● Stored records

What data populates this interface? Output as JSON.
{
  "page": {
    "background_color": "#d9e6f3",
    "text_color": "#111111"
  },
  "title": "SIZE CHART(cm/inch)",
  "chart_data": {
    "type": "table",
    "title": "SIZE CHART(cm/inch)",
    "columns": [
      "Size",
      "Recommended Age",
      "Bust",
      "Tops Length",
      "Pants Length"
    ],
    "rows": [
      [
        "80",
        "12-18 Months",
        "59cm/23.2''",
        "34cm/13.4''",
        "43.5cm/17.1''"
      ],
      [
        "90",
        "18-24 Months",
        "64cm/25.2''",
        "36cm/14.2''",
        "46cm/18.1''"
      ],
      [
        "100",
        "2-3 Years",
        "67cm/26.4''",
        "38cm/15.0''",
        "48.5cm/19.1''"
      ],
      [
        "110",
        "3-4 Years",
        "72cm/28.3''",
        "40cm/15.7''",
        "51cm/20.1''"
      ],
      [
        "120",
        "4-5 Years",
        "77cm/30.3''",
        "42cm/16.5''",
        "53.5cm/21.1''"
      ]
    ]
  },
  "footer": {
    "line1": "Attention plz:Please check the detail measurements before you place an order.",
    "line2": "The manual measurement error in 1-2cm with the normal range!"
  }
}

● Directive
Search the entries for the word "title", then gather every line that has it.

● Output of the task
  "title": "SIZE CHART(cm/inch)",
    "title": "SIZE CHART(cm/inch)",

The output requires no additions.